(Dataset excerpt)
[BEGIN]

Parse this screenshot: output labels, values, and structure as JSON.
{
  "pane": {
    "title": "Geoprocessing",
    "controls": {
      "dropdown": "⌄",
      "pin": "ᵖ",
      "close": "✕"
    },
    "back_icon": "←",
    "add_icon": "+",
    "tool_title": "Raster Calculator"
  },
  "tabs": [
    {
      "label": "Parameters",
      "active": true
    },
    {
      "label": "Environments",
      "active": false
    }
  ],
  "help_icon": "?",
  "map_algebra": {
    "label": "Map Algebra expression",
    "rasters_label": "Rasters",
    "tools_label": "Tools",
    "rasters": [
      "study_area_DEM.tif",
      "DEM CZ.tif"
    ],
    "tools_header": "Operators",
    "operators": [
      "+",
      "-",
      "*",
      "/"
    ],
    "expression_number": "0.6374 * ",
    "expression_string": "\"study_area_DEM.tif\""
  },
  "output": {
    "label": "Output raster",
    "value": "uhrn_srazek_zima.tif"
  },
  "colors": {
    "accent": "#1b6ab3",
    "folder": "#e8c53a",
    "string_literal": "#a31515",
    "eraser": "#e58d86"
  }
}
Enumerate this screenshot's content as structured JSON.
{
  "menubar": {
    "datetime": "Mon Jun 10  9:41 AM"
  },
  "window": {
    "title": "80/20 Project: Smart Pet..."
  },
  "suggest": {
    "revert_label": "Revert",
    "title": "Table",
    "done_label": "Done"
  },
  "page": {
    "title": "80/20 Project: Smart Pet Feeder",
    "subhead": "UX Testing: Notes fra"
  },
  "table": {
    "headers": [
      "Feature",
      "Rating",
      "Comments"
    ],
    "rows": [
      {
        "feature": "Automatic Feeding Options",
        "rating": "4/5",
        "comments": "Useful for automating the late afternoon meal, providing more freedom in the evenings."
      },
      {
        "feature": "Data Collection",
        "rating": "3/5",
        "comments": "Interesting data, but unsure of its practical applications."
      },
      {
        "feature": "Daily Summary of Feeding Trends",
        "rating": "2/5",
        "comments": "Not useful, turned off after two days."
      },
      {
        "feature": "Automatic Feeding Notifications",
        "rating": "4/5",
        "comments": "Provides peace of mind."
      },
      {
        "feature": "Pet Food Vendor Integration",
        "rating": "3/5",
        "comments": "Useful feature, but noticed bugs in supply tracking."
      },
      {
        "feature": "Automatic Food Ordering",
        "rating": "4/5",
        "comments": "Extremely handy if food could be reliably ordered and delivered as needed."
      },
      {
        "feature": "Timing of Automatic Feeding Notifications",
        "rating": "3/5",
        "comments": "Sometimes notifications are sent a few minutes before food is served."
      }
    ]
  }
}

[END]

**WRITTEN TASK**
Return all the data exactly as given.

**WRITTEN SOLUTION**
Parse this screenshot: output labels, values, and structure as JSON.
{
  "pane": {
    "title": "Geoprocessing",
    "controls": {
      "dropdown": "⌄",
      "pin": "ᵖ",
      "close": "✕"
    },
    "back_icon": "←",
    "add_icon": "+",
    "tool_title": "Raster Calculator"
  },
  "tabs": [
    {
      "label": "Parameters",
      "active": true
    },
    {
      "label": "Environments",
      "active": false
    }
  ],
  "help_icon": "?",
  "map_algebra": {
    "label": "Map Algebra expression",
    "rasters_label": "Rasters",
    "tools_label": "Tools",
    "rasters": [
      "study_area_DEM.tif",
      "DEM CZ.tif"
    ],
    "tools_header": "Operators",
    "operators": [
      "+",
      "-",
      "*",
      "/"
    ],
    "expression_number": "0.6374 * ",
    "expression_string": "\"study_area_DEM.tif\""
  },
  "output": {
    "label": "Output raster",
    "value": "uhrn_srazek_zima.tif"
  },
  "colors": {
    "accent": "#1b6ab3",
    "folder": "#e8c53a",
    "string_literal": "#a31515",
    "eraser": "#e58d86"
  }
}
Enumerate this screenshot's content as structured JSON.
{
  "menubar": {
    "datetime": "Mon Jun 10  9:41 AM"
  },
  "window": {
    "title": "80/20 Project: Smart Pet..."
  },
  "suggest": {
    "revert_label": "Revert",
    "title": "Table",
    "done_label": "Done"
  },
  "page": {
    "title": "80/20 Project: Smart Pet Feeder",
    "subhead": "UX Testing: Notes fra"
  },
  "table": {
    "headers": [
      "Feature",
      "Rating",
      "Comments"
    ],
    "rows": [
      {
        "feature": "Automatic Feeding Options",
        "rating": "4/5",
        "comments": "Useful for automating the late afternoon meal, providing more freedom in the evenings."
      },
      {
        "feature": "Data Collection",
        "rating": "3/5",
        "comments": "Interesting data, but unsure of its practical applications."
      },
      {
        "feature": "Daily Summary of Feeding Trends",
        "rating": "2/5",
        "comments": "Not useful, turned off after two days."
      },
      {
        "feature": "Automatic Feeding Notifications",
        "rating": "4/5",
        "comments": "Provides peace of mind."
      },
      {
        "feature": "Pet Food Vendor Integration",
        "rating": "3/5",
        "comments": "Useful feature, but noticed bugs in supply tracking."
      },
      {
        "feature": "Automatic Food Ordering",
        "rating": "4/5",
        "comments": "Extremely handy if food could be reliably ordered and delivered as needed."
      },
      {
        "feature": "Timing of Automatic Feeding Notifications",
        "rating": "3/5",
        "comments": "Sometimes notifications are sent a few minutes before food is served."
      }
    ]
  }
}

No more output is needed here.